--- Start ---
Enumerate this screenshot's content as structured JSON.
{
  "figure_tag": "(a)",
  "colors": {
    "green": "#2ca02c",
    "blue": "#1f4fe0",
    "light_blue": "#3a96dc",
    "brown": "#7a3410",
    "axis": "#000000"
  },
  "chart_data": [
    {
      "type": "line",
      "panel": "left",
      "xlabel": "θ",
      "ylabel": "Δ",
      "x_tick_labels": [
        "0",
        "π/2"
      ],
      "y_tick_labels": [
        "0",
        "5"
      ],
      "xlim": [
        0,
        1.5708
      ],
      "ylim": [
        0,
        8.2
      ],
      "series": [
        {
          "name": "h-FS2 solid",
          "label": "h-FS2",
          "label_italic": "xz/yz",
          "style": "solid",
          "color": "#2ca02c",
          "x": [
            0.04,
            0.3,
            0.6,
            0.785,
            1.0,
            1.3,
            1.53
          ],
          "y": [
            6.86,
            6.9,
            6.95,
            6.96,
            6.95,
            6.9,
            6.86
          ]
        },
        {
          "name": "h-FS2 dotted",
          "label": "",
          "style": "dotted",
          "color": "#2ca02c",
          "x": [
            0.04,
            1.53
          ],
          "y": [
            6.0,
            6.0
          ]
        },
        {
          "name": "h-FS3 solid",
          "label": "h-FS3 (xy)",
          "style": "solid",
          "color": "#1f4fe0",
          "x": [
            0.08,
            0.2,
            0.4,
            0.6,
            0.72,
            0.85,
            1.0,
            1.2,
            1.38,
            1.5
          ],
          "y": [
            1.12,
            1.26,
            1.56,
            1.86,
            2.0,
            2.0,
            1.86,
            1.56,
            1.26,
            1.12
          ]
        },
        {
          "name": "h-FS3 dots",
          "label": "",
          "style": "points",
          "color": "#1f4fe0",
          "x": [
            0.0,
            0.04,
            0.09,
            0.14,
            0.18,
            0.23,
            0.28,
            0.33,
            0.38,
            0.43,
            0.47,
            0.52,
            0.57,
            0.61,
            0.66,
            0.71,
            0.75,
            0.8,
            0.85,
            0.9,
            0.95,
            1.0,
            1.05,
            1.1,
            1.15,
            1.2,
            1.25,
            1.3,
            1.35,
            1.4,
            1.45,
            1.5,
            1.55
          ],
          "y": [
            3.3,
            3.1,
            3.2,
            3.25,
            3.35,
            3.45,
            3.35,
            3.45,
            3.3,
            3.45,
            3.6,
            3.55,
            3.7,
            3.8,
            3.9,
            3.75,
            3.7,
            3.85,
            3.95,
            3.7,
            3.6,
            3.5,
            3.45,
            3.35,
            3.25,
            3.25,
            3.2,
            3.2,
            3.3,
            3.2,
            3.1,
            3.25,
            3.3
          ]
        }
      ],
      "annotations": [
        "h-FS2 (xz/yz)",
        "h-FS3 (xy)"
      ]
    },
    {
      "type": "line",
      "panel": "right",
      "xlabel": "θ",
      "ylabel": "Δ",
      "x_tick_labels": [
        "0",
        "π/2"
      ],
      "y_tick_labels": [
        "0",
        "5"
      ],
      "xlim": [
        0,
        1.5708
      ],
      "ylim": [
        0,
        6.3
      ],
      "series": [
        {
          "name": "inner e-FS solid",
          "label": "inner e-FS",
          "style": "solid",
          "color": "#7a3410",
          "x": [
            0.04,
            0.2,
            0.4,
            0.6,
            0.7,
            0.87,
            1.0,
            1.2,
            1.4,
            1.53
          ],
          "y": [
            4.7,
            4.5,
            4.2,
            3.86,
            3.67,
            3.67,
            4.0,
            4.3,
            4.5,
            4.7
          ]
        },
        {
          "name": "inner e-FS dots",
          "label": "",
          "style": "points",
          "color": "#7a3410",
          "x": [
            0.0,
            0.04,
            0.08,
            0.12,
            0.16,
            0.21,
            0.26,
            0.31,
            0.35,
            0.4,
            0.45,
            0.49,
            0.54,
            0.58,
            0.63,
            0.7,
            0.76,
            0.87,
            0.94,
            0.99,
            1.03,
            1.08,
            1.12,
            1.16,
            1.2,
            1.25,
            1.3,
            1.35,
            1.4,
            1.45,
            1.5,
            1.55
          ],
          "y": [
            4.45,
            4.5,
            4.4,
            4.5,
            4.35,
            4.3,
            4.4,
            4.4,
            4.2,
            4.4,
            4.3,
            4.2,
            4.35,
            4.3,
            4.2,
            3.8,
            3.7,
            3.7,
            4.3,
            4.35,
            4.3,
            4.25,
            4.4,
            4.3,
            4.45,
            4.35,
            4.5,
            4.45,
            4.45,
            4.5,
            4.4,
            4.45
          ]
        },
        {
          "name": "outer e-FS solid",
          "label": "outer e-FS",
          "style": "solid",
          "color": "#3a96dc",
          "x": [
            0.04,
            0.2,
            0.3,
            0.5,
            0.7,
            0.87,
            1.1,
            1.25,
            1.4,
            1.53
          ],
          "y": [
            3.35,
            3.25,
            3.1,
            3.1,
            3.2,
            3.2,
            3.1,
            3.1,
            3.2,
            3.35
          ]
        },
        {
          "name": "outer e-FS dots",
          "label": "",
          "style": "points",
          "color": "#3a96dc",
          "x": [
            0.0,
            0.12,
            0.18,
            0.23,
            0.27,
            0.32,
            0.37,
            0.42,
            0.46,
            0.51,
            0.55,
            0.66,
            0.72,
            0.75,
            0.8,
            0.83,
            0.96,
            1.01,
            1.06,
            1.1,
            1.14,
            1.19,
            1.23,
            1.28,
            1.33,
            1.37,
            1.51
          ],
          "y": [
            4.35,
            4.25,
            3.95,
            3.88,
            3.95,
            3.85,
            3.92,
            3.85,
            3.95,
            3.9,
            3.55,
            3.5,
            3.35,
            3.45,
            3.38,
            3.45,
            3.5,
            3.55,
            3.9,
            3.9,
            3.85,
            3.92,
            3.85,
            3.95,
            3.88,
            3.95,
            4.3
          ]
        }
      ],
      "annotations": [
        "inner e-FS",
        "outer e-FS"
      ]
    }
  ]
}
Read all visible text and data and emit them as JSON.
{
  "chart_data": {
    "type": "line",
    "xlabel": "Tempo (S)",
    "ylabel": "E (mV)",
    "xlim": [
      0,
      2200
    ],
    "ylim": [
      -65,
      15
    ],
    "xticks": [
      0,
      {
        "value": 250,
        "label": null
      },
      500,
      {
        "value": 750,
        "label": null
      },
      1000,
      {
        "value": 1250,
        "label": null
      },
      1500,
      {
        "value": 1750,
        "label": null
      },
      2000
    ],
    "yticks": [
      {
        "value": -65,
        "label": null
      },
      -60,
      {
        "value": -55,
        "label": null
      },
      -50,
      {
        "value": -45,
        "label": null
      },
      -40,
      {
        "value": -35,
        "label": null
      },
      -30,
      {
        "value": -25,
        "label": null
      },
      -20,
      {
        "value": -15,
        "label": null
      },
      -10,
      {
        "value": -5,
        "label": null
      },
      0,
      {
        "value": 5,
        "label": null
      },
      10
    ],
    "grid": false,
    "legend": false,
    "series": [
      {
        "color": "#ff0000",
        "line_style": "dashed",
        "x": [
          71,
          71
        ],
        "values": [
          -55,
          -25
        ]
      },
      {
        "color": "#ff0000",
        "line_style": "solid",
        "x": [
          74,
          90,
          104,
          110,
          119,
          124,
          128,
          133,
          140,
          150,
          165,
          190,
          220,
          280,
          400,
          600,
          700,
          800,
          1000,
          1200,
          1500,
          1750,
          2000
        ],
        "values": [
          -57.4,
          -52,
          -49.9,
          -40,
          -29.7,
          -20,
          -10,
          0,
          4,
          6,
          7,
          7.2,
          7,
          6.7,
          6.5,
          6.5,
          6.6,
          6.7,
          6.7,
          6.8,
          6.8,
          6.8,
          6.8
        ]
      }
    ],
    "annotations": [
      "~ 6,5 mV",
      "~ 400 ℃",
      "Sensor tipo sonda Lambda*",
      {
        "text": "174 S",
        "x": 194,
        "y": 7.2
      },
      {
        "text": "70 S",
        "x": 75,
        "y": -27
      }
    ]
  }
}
--- End ---
:: EXERCISE PROMPT ::
Each line of the data that includes the word "outer" counts once; report the total and nothing more.

:: THE COMPLETED TASK ::
4